▶ Figure record extracts:
+++

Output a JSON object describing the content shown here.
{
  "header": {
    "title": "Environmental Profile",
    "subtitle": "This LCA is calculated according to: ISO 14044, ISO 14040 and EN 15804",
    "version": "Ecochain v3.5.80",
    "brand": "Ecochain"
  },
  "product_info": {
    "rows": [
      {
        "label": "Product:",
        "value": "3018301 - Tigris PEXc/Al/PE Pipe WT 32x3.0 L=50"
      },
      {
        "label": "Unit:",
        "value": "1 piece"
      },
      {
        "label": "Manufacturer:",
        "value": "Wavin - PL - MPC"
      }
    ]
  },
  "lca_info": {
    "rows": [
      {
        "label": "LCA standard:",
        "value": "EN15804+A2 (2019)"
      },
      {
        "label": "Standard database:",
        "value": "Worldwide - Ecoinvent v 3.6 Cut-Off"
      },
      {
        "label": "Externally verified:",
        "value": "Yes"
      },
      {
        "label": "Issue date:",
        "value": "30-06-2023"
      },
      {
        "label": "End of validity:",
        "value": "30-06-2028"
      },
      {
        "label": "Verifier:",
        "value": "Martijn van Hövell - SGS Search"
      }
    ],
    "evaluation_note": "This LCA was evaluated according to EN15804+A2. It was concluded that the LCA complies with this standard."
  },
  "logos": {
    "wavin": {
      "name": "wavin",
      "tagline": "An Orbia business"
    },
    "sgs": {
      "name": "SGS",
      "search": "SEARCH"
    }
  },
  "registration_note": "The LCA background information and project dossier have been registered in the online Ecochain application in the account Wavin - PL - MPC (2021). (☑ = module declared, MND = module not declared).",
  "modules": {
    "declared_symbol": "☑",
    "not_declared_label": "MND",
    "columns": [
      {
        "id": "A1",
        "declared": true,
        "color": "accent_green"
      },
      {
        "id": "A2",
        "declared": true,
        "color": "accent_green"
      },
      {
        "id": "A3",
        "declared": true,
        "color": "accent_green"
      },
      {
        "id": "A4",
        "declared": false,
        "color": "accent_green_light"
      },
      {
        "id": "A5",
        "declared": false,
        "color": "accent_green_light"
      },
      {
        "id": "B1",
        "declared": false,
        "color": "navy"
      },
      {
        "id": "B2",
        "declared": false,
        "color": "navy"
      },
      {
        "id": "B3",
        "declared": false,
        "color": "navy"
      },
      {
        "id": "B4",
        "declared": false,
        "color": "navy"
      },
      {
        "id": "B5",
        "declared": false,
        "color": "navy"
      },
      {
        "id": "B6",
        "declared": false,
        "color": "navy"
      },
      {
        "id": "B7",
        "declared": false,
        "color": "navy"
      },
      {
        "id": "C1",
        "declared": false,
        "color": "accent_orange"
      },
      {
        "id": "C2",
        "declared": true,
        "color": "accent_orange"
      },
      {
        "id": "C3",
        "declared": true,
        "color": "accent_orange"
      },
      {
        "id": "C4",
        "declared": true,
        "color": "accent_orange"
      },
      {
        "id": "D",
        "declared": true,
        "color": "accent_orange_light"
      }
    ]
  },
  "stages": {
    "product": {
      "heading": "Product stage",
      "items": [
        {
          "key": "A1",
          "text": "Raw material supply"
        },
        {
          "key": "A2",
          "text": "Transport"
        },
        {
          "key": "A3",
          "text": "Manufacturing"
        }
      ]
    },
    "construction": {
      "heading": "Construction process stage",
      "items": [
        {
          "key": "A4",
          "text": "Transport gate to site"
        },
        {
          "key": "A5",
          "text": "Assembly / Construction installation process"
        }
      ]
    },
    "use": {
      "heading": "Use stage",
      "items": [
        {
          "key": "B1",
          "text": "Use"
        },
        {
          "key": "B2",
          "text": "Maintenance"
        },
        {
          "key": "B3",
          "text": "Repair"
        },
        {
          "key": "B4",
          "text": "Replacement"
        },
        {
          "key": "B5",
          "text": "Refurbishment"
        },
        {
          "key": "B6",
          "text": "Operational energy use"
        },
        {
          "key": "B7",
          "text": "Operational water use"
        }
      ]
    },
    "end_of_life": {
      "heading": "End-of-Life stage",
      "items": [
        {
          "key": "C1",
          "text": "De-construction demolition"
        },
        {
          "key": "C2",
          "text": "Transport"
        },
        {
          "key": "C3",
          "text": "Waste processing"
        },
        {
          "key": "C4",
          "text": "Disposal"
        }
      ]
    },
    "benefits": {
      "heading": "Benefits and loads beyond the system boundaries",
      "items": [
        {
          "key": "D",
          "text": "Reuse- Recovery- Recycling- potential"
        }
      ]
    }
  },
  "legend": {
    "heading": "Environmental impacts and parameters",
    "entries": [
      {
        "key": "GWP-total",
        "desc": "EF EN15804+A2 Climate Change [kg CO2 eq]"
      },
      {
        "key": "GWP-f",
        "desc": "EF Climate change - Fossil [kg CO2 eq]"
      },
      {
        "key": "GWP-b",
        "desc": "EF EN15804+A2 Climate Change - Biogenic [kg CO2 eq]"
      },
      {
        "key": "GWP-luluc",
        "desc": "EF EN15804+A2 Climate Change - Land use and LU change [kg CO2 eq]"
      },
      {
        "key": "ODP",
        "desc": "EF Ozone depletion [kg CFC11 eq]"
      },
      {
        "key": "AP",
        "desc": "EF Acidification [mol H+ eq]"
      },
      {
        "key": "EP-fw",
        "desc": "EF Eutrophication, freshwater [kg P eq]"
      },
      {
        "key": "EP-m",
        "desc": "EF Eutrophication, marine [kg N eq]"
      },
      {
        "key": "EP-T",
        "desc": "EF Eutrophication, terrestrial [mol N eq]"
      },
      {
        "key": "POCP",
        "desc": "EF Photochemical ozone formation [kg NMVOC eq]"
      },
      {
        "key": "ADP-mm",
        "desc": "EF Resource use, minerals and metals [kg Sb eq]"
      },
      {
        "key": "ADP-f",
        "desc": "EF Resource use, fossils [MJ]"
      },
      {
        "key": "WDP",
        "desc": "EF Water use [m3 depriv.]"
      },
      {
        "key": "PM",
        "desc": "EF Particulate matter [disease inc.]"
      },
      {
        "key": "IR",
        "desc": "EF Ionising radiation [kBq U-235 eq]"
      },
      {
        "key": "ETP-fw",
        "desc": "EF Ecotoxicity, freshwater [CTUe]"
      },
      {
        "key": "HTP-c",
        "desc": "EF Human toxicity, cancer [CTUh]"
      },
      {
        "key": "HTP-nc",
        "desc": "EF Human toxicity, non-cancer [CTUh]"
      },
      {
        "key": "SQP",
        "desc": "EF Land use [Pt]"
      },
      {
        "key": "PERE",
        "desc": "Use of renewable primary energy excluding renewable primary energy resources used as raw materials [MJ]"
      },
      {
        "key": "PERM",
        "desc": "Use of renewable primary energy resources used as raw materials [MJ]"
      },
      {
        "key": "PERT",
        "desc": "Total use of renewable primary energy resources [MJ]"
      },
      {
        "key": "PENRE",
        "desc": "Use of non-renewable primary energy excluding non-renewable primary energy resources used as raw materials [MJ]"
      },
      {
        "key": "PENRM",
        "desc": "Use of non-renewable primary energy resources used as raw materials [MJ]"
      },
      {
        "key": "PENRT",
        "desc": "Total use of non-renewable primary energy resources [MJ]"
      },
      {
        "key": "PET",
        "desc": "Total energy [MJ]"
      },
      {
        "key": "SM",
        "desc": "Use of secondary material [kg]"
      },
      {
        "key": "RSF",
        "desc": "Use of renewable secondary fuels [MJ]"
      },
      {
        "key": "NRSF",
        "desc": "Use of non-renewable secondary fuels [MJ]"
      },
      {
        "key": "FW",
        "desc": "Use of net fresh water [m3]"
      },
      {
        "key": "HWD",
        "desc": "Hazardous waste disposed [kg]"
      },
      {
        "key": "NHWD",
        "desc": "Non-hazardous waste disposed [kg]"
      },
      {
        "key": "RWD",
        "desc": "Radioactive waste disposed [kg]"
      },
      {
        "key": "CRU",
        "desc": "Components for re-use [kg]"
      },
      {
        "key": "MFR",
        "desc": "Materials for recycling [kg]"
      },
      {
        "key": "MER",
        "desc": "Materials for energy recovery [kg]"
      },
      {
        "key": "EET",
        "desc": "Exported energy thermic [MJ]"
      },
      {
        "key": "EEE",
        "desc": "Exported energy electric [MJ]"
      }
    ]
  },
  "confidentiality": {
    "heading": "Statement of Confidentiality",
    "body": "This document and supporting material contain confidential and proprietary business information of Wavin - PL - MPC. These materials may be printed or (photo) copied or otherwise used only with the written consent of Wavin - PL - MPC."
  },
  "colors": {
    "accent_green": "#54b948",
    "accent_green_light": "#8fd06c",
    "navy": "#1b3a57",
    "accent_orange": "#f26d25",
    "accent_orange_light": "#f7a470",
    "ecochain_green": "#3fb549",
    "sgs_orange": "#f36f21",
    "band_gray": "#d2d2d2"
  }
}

+++

▶ Required work: From the entries above, select each line containing the string "Climate".

▶ The result:
        "desc": "EF EN15804+A2 Climate Change [kg CO2 eq]"
        "desc": "EF Climate change - Fossil [kg CO2 eq]"
        "desc": "EF EN15804+A2 Climate Change - Biogenic [kg CO2 eq]"
        "desc": "EF EN15804+A2 Climate Change - Land use and LU change [kg CO2 eq]"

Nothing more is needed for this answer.